Copy the data word for word, everything from the very start down to the line that contains "isoline-meridian xyxy=(417,460,1263,758)", with that line included.

....

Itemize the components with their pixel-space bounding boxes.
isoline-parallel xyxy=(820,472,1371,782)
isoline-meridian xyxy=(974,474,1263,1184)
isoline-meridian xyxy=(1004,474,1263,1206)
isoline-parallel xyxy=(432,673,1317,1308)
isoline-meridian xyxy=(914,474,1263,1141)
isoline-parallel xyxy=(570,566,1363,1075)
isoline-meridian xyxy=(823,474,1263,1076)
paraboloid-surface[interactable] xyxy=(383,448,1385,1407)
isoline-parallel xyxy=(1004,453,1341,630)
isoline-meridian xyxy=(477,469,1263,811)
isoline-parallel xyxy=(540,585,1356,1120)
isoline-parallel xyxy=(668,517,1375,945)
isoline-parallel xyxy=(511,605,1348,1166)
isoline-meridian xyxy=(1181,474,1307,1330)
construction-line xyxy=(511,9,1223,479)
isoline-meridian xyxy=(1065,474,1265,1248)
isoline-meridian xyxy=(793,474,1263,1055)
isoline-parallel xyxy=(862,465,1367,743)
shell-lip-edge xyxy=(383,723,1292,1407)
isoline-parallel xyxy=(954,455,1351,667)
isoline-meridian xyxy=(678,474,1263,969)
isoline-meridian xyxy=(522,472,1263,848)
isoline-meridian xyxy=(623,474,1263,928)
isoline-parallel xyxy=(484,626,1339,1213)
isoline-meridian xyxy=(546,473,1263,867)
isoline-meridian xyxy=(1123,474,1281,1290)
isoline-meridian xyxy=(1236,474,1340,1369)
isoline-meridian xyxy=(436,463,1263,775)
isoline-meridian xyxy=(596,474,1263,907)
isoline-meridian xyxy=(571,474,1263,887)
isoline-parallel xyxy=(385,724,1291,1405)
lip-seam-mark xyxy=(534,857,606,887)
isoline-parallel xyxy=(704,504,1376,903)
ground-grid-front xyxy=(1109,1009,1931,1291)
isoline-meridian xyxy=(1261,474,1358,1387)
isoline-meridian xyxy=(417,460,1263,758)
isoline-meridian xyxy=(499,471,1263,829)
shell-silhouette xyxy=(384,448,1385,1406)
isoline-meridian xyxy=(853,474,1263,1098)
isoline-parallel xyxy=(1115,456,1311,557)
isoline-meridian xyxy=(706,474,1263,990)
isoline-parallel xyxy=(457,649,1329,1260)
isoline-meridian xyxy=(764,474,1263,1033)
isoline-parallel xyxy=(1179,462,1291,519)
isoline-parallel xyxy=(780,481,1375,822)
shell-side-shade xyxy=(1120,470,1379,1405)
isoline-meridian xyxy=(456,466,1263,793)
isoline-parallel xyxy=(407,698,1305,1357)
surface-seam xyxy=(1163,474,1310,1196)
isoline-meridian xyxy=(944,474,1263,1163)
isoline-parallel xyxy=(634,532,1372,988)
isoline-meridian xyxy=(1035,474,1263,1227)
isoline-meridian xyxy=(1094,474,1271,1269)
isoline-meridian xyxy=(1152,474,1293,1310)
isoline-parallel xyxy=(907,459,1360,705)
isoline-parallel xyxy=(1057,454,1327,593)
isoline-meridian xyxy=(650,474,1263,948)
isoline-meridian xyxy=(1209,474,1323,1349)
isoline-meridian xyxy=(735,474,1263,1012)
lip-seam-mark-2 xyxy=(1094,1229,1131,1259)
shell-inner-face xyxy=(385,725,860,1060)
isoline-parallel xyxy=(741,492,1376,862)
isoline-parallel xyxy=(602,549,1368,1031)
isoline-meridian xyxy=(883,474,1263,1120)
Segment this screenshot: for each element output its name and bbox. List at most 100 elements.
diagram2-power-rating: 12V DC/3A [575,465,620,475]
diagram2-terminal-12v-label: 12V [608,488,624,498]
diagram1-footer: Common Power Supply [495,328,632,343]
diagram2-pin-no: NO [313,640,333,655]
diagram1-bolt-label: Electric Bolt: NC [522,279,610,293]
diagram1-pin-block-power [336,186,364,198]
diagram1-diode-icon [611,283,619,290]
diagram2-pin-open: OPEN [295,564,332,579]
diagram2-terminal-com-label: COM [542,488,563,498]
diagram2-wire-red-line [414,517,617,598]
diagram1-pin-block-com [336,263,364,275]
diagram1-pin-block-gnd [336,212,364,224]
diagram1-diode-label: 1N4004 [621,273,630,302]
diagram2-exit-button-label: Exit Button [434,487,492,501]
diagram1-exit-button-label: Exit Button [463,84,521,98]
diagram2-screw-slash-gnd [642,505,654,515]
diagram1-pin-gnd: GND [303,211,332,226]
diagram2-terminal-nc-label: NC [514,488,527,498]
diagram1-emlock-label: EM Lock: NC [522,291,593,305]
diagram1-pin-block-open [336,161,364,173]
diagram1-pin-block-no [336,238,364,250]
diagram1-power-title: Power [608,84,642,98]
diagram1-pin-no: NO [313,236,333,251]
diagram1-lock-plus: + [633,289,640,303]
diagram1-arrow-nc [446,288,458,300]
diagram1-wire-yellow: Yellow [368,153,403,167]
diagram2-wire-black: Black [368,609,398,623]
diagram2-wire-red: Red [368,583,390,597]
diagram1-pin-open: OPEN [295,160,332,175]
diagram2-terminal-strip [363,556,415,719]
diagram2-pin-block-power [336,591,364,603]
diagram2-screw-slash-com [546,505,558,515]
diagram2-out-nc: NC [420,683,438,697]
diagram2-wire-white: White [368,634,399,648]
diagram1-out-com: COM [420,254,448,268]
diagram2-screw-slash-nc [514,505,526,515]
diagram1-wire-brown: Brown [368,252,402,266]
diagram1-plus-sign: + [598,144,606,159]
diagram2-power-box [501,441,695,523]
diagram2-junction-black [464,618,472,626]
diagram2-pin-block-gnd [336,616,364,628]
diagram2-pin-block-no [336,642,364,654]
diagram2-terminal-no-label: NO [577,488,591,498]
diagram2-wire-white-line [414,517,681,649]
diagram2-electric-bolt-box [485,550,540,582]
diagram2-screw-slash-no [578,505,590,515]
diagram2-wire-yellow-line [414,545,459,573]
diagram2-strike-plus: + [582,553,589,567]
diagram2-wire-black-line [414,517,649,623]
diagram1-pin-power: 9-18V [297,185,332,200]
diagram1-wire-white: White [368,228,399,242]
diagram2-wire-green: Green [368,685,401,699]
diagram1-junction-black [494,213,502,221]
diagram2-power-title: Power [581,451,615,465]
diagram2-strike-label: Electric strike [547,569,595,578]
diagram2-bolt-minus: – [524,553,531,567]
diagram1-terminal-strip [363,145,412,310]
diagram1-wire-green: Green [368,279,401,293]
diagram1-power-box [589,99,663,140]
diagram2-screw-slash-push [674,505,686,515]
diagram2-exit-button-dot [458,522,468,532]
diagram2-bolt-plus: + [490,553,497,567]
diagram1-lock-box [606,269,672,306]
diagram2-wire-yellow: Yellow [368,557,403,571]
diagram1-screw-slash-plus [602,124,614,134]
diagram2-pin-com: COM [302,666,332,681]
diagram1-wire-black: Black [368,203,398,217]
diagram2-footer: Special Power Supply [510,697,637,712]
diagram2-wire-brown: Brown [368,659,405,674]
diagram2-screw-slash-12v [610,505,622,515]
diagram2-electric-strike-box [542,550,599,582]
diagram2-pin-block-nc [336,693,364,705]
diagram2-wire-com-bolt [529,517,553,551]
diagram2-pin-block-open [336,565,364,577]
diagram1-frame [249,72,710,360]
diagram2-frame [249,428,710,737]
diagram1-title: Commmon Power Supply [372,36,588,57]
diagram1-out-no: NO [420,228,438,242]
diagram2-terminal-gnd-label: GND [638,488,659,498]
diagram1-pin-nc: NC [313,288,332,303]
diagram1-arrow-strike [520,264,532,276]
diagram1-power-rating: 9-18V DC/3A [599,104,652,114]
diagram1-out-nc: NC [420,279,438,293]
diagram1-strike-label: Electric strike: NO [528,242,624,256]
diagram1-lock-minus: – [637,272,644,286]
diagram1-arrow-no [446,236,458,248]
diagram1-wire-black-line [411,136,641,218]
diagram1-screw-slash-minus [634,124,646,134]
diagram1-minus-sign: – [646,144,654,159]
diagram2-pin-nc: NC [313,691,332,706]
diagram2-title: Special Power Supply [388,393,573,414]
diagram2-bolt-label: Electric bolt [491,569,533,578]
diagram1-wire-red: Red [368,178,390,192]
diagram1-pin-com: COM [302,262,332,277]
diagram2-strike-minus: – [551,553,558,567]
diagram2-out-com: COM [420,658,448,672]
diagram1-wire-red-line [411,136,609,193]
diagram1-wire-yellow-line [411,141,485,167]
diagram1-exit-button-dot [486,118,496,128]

....

ANSWER:
Itemize the components with their pixel-space bounding boxes.
isoline-parallel xyxy=(820,472,1371,782)
isoline-meridian xyxy=(974,474,1263,1184)
isoline-meridian xyxy=(1004,474,1263,1206)
isoline-parallel xyxy=(432,673,1317,1308)
isoline-meridian xyxy=(914,474,1263,1141)
isoline-parallel xyxy=(570,566,1363,1075)
isoline-meridian xyxy=(823,474,1263,1076)
paraboloid-surface[interactable] xyxy=(383,448,1385,1407)
isoline-parallel xyxy=(1004,453,1341,630)
isoline-meridian xyxy=(477,469,1263,811)
isoline-parallel xyxy=(540,585,1356,1120)
isoline-parallel xyxy=(668,517,1375,945)
isoline-parallel xyxy=(511,605,1348,1166)
isoline-meridian xyxy=(1181,474,1307,1330)
construction-line xyxy=(511,9,1223,479)
isoline-meridian xyxy=(1065,474,1265,1248)
isoline-meridian xyxy=(793,474,1263,1055)
isoline-parallel xyxy=(862,465,1367,743)
shell-lip-edge xyxy=(383,723,1292,1407)
isoline-parallel xyxy=(954,455,1351,667)
isoline-meridian xyxy=(678,474,1263,969)
isoline-meridian xyxy=(522,472,1263,848)
isoline-meridian xyxy=(623,474,1263,928)
isoline-parallel xyxy=(484,626,1339,1213)
isoline-meridian xyxy=(546,473,1263,867)
isoline-meridian xyxy=(1123,474,1281,1290)
isoline-meridian xyxy=(1236,474,1340,1369)
isoline-meridian xyxy=(436,463,1263,775)
isoline-meridian xyxy=(596,474,1263,907)
isoline-meridian xyxy=(571,474,1263,887)
isoline-parallel xyxy=(385,724,1291,1405)
lip-seam-mark xyxy=(534,857,606,887)
isoline-parallel xyxy=(704,504,1376,903)
ground-grid-front xyxy=(1109,1009,1931,1291)
isoline-meridian xyxy=(1261,474,1358,1387)
isoline-meridian xyxy=(417,460,1263,758)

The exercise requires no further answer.